▸ STATED PROBLEM: Search the material for "della" and show all lines that contain it.

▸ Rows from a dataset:
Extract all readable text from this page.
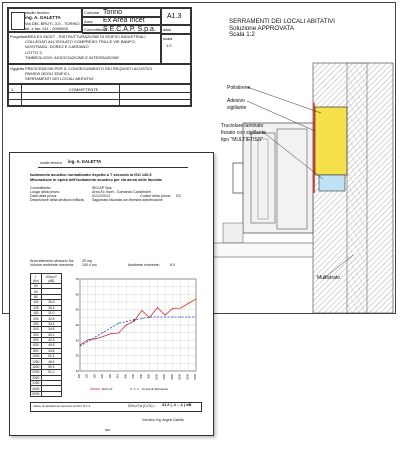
studio tecnico
ing. A. GALETTA
Via DEL BRUTI, 3-5 - TORINO
tel. e fax. 011 - 0000000
Comune Torino
Area Ex Area Incet
Committente
S.E.C.A.P. S.p.a.
A1.3
data
Progetto AREA EX INCET - RISTRUTTURAZIONE DI EDIFICI INDUSTRIALI COLLEGATI ALL'ISOLATO COMPRESO TRA LE VIE BANFO, NOSTRADU, DOREZ E CARDANO
LOTTO 3
TIMBROLOGO: ASSOCIAZIONE E INTEGRAZIONE
scala
1:2
Oggetto PRESCRIZIONI PER IL CONSEGUIMENTO DEI REQUISITI ACUSTICI PASSIVI DEGLI EDIFICI.
SERRAMENTI DEI LOCALI ABITATIVI
1.	COMMITTENTE
SERRAMENTI DEI LOCALI ABITATIVI
Soluzione APPROVATA
Scala 1:2
Polistirene
Adesivo
sigillante
Truciolare laminato
fissato con sigillante
tipo "MULTIETISS"
Multistrato
studio tecnico ing. A. GALETTA
Isolamento acustico normalizzato rispetto a T secondo la ISO 140-5
Misurazione in opera dell'isolamento acustico per via aerea delle facciate
Committente:	SECAP Spa
Luogo della prova:	Area Ex Incet - Comando Carabinieri
Data della prova:	01/12/2013	Codice della prova: D3
Descrizione della struttura edilizia: Sagomato facciata con finestra antintrusione
Area elemento divisorio Sa: 20 mq
Volume ambiente ricevente: 100.4 mc	Ambiente ricevente:	6.0
f (Hz)	D2m,nT (dB)
50	
63	
80	
100	26.9
125	30.4
160	31.0
200	32.5
250	34.4
315	34.8
400	40.1
500	42.5
630	49.5
800	44.8
1000	51.4
1250	46.4
1600	50.9
2000	51.0
2500	
3150	
4000	
5000	
100	125	160	200	250	315	400	500	630	800	1000	1250	1600	2000	2500	3150
10
20
30
40
50
60
70
D2m,nT	Curva di riferimento
Indice di valutazione secondo la ISO 717-1:	D2m,nT,w (C;Ctr) = 41.2 ( -1 ; -1 ) dB
Il tecnico: Ing. Angelo Galetta
###
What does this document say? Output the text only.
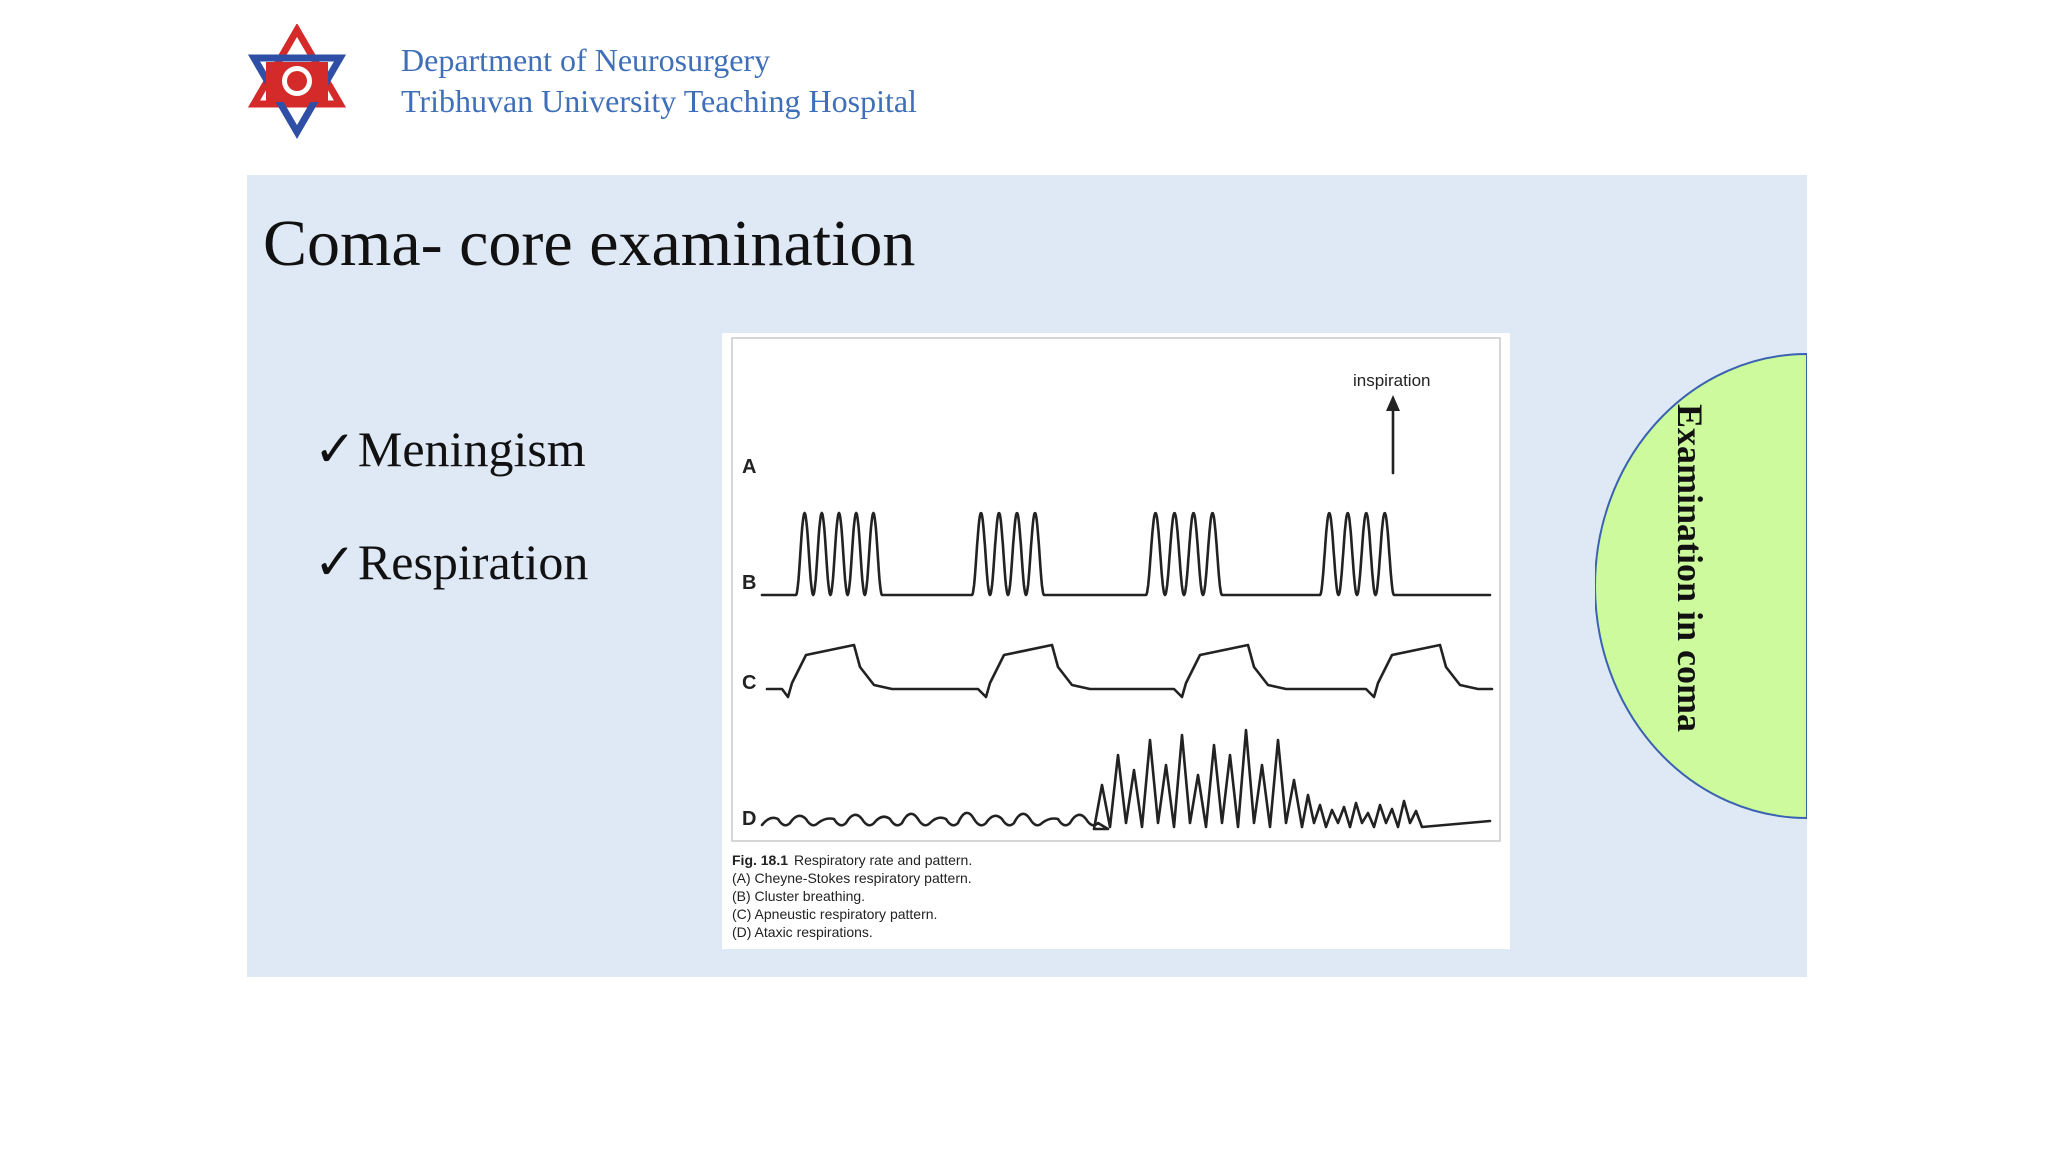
Department of Neurosurgery
Tribhuvan University Teaching Hospital
Coma- core examination
✓Meningism
✓Respiration
A
B
C
D
inspiration
Fig. 18.1 Respiratory rate and pattern.
(A) Cheyne-Stokes respiratory pattern.
(B) Cluster breathing.
(C) Apneustic respiratory pattern.
(D) Ataxic respirations.
Examination in coma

▸ WRITTEN RESPONSE:
Luogo della prova:	Area Ex Incet - Comando Carabinieri
Data della prova:	01/12/2013	Codice della prova: D3
Descrizione della struttura edilizia: Sagomato facciata con finestra antintrusione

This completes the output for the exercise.